#### Task details:
Beneath this task is a listing; retype all of it exactly.

+---+

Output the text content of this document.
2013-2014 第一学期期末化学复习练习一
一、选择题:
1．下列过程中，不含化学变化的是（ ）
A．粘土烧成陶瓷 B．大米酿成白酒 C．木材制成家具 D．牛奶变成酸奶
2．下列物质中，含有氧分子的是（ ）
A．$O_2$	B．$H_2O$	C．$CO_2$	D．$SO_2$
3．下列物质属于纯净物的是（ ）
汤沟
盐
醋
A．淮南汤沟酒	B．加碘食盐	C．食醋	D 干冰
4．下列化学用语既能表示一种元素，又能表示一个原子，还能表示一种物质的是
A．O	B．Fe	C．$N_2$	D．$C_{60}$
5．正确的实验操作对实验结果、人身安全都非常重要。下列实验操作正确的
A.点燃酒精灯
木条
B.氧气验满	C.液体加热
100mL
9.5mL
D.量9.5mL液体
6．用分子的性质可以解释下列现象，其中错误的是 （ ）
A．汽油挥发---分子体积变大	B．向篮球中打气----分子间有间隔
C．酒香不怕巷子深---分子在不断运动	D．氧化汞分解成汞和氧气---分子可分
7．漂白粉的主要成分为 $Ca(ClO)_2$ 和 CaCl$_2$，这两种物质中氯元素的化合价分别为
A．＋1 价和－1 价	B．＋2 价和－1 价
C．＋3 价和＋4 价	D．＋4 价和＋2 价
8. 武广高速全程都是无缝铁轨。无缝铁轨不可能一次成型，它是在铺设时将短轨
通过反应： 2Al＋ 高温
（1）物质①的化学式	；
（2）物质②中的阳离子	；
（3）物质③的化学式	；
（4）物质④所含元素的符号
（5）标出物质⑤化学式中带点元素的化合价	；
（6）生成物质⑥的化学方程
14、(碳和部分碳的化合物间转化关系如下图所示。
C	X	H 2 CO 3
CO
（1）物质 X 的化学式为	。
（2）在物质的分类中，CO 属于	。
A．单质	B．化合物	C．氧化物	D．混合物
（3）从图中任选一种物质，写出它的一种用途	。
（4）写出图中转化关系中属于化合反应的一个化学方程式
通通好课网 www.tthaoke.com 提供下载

+---+

#### Solved problem:
Output the text content of this document.
2013-2014 第一学期期末化学复习练习一
一、选择题:
1．下列过程中，不含化学变化的是（ ）
A．粘土烧成陶瓷 B．大米酿成白酒 C．木材制成家具 D．牛奶变成酸奶
2．下列物质中，含有氧分子的是（ ）
A．$O_2$	B．$H_2O$	C．$CO_2$	D．$SO_2$
3．下列物质属于纯净物的是（ ）
汤沟
盐
醋
A．淮南汤沟酒	B．加碘食盐	C．食醋	D 干冰
4．下列化学用语既能表示一种元素，又能表示一个原子，还能表示一种物质的是
A．O	B．Fe	C．$N_2$	D．$C_{60}$
5．正确的实验操作对实验结果、人身安全都非常重要。下列实验操作正确的
A.点燃酒精灯
木条
B.氧气验满	C.液体加热
100mL
9.5mL
D.量9.5mL液体
6．用分子的性质可以解释下列现象，其中错误的是 （ ）
A．汽油挥发---分子体积变大	B．向篮球中打气----分子间有间隔
C．酒香不怕巷子深---分子在不断运动	D．氧化汞分解成汞和氧气---分子可分
7．漂白粉的主要成分为 $Ca(ClO)_2$ 和 CaCl$_2$，这两种物质中氯元素的化合价分别为
A．＋1 价和－1 价	B．＋2 价和－1 价
C．＋3 价和＋4 价	D．＋4 价和＋2 价
8. 武广高速全程都是无缝铁轨。无缝铁轨不可能一次成型，它是在铺设时将短轨
通过反应： 2Al＋ 高温
（1）物质①的化学式	；
（2）物质②中的阳离子	；
（3）物质③的化学式	；
（4）物质④所含元素的符号
（5）标出物质⑤化学式中带点元素的化合价	；
（6）生成物质⑥的化学方程
14、(碳和部分碳的化合物间转化关系如下图所示。
C	X	H 2 CO 3
CO
（1）物质 X 的化学式为	。
（2）在物质的分类中，CO 属于	。
A．单质	B．化合物	C．氧化物	D．混合物
（3）从图中任选一种物质，写出它的一种用途	。
（4）写出图中转化关系中属于化合反应的一个化学方程式
通通好课网 www.tthaoke.com 提供下载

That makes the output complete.